• [Exercise requirements] Copy out every record below with complete accuracy.

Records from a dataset
▼
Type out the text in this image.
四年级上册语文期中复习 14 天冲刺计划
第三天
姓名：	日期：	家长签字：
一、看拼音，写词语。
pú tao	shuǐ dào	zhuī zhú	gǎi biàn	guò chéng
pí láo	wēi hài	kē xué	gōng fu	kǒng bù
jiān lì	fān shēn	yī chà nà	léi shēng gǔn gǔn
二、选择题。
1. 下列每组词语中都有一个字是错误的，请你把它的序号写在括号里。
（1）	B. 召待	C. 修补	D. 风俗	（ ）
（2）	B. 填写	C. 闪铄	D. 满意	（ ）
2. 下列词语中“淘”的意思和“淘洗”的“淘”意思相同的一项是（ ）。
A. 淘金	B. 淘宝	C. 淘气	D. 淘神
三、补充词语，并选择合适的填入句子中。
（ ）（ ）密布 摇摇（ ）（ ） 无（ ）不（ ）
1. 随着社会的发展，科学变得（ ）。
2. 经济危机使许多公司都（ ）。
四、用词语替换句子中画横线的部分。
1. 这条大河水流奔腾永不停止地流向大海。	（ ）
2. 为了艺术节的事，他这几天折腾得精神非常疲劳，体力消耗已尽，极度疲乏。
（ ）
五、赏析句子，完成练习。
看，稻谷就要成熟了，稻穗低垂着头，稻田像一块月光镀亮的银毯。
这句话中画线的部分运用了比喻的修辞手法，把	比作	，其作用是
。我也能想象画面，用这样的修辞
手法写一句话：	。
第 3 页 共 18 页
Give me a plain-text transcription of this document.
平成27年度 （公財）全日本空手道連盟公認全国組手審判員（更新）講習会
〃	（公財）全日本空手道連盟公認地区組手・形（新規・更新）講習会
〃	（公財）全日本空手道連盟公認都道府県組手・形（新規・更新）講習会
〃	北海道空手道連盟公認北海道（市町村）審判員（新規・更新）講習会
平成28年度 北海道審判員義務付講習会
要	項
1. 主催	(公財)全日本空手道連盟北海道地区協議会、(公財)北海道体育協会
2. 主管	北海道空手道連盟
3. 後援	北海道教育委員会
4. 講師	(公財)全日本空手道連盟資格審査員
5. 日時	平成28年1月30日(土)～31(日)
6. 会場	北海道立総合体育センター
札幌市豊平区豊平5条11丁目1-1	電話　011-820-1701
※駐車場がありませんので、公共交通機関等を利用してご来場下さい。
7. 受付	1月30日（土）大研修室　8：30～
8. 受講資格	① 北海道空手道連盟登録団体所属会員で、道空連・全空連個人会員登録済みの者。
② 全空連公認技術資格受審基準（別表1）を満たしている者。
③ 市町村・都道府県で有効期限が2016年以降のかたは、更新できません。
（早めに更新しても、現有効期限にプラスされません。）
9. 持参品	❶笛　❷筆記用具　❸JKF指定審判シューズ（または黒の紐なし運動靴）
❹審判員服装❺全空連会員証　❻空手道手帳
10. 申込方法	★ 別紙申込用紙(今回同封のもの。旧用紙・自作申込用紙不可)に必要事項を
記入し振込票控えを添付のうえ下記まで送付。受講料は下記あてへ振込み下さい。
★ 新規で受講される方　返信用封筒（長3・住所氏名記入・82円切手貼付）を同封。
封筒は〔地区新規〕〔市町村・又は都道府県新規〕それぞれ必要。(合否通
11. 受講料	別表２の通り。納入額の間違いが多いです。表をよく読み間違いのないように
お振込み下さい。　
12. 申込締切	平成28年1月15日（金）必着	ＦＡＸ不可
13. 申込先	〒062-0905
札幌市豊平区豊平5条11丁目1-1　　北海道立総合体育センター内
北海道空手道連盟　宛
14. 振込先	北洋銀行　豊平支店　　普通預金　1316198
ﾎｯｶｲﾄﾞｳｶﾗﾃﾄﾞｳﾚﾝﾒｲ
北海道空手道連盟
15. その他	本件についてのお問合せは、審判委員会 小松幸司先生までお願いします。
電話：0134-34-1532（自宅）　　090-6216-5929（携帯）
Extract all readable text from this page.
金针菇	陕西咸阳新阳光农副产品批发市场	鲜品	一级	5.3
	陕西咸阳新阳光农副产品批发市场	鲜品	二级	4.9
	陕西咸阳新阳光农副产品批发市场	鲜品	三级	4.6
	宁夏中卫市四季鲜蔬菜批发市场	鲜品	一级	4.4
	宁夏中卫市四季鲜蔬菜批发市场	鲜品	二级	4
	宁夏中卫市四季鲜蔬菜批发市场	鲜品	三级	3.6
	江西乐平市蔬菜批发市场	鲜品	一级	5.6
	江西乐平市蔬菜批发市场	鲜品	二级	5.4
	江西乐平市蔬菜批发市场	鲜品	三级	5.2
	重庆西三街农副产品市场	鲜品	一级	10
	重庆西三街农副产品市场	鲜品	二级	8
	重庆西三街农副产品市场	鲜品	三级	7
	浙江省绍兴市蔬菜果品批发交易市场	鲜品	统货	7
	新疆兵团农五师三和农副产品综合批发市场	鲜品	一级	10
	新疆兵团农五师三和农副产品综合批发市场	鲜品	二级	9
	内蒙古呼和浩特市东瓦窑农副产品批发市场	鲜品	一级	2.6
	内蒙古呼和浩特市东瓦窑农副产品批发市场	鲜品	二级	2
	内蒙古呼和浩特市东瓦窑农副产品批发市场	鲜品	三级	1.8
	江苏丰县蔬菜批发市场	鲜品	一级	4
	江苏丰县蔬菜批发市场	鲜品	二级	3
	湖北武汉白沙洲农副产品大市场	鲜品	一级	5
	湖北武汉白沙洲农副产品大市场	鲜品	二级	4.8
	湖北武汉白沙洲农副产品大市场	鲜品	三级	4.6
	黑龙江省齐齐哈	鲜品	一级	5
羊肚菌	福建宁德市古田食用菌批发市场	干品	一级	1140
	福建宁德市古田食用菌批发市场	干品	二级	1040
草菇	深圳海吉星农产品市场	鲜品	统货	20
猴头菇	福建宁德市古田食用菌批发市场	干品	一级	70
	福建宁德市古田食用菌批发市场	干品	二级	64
▲
• [Problem solution]
Type out the text in this image.
四年级上册语文期中复习 14 天冲刺计划
第三天
姓名：	日期：	家长签字：
一、看拼音，写词语。
pú tao	shuǐ dào	zhuī zhú	gǎi biàn	guò chéng
pí láo	wēi hài	kē xué	gōng fu	kǒng bù
jiān lì	fān shēn	yī chà nà	léi shēng gǔn gǔn
二、选择题。
1. 下列每组词语中都有一个字是错误的，请你把它的序号写在括号里。
（1）	B. 召待	C. 修补	D. 风俗	（ ）
（2）	B. 填写	C. 闪铄	D. 满意	（ ）
2. 下列词语中“淘”的意思和“淘洗”的“淘”意思相同的一项是（ ）。
A. 淘金	B. 淘宝	C. 淘气	D. 淘神
三、补充词语，并选择合适的填入句子中。
（ ）（ ）密布 摇摇（ ）（ ） 无（ ）不（ ）
1. 随着社会的发展，科学变得（ ）。
2. 经济危机使许多公司都（ ）。
四、用词语替换句子中画横线的部分。
1. 这条大河水流奔腾永不停止地流向大海。	（ ）
2. 为了艺术节的事，他这几天折腾得精神非常疲劳，体力消耗已尽，极度疲乏。
（ ）
五、赏析句子，完成练习。
看，稻谷就要成熟了，稻穗低垂着头，稻田像一块月光镀亮的银毯。
这句话中画线的部分运用了比喻的修辞手法，把	比作	，其作用是
。我也能想象画面，用这样的修辞
手法写一句话：	。
第 3 页 共 18 页
Give me a plain-text transcription of this document.
平成27年度 （公財）全日本空手道連盟公認全国組手審判員（更新）講習会
〃	（公財）全日本空手道連盟公認地区組手・形（新規・更新）講習会
〃	（公財）全日本空手道連盟公認都道府県組手・形（新規・更新）講習会
〃	北海道空手道連盟公認北海道（市町村）審判員（新規・更新）講習会
平成28年度 北海道審判員義務付講習会
要	項
1. 主催	(公財)全日本空手道連盟北海道地区協議会、(公財)北海道体育協会
2. 主管	北海道空手道連盟
3. 後援	北海道教育委員会
4. 講師	(公財)全日本空手道連盟資格審査員
5. 日時	平成28年1月30日(土)～31(日)
6. 会場	北海道立総合体育センター
札幌市豊平区豊平5条11丁目1-1	電話　011-820-1701
※駐車場がありませんので、公共交通機関等を利用してご来場下さい。
7. 受付	1月30日（土）大研修室　8：30～
8. 受講資格	① 北海道空手道連盟登録団体所属会員で、道空連・全空連個人会員登録済みの者。
② 全空連公認技術資格受審基準（別表1）を満たしている者。
③ 市町村・都道府県で有効期限が2016年以降のかたは、更新できません。
（早めに更新しても、現有効期限にプラスされません。）
9. 持参品	❶笛　❷筆記用具　❸JKF指定審判シューズ（または黒の紐なし運動靴）
❹審判員服装❺全空連会員証　❻空手道手帳
10. 申込方法	★ 別紙申込用紙(今回同封のもの。旧用紙・自作申込用紙不可)に必要事項を
記入し振込票控えを添付のうえ下記まで送付。受講料は下記あてへ振込み下さい。
★ 新規で受講される方　返信用封筒（長3・住所氏名記入・82円切手貼付）を同封。
封筒は〔地区新規〕〔市町村・又は都道府県新規〕それぞれ必要。(合否通
11. 受講料	別表２の通り。納入額の間違いが多いです。表をよく読み間違いのないように
お振込み下さい。　
12. 申込締切	平成28年1月15日（金）必着	ＦＡＸ不可
13. 申込先	〒062-0905
札幌市豊平区豊平5条11丁目1-1　　北海道立総合体育センター内
北海道空手道連盟　宛
14. 振込先	北洋銀行　豊平支店　　普通預金　1316198
ﾎｯｶｲﾄﾞｳｶﾗﾃﾄﾞｳﾚﾝﾒｲ
北海道空手道連盟
15. その他	本件についてのお問合せは、審判委員会 小松幸司先生までお願いします。
電話：0134-34-1532（自宅）　　090-6216-5929（携帯）
Extract all readable text from this page.
金针菇	陕西咸阳新阳光农副产品批发市场	鲜品	一级	5.3
	陕西咸阳新阳光农副产品批发市场	鲜品	二级	4.9
	陕西咸阳新阳光农副产品批发市场	鲜品	三级	4.6
	宁夏中卫市四季鲜蔬菜批发市场	鲜品	一级	4.4
	宁夏中卫市四季鲜蔬菜批发市场	鲜品	二级	4
	宁夏中卫市四季鲜蔬菜批发市场	鲜品	三级	3.6
	江西乐平市蔬菜批发市场	鲜品	一级	5.6
	江西乐平市蔬菜批发市场	鲜品	二级	5.4
	江西乐平市蔬菜批发市场	鲜品	三级	5.2
	重庆西三街农副产品市场	鲜品	一级	10
	重庆西三街农副产品市场	鲜品	二级	8
	重庆西三街农副产品市场	鲜品	三级	7
	浙江省绍兴市蔬菜果品批发交易市场	鲜品	统货	7
	新疆兵团农五师三和农副产品综合批发市场	鲜品	一级	10
	新疆兵团农五师三和农副产品综合批发市场	鲜品	二级	9
	内蒙古呼和浩特市东瓦窑农副产品批发市场	鲜品	一级	2.6
	内蒙古呼和浩特市东瓦窑农副产品批发市场	鲜品	二级	2
	内蒙古呼和浩特市东瓦窑农副产品批发市场	鲜品	三级	1.8
	江苏丰县蔬菜批发市场	鲜品	一级	4
	江苏丰县蔬菜批发市场	鲜品	二级	3
	湖北武汉白沙洲农副产品大市场	鲜品	一级	5
	湖北武汉白沙洲农副产品大市场	鲜品	二级	4.8
	湖北武汉白沙洲农副产品大市场	鲜品	三级	4.6
	黑龙江省齐齐哈	鲜品	一级	5
羊肚菌	福建宁德市古田食用菌批发市场	干品	一级	1140
	福建宁德市古田食用菌批发市场	干品	二级	1040
草菇	深圳海吉星农产品市场	鲜品	统货	20
猴头菇	福建宁德市古田食用菌批发市场	干品	一级	70
	福建宁德市古田食用菌批发市场	干品	二级	64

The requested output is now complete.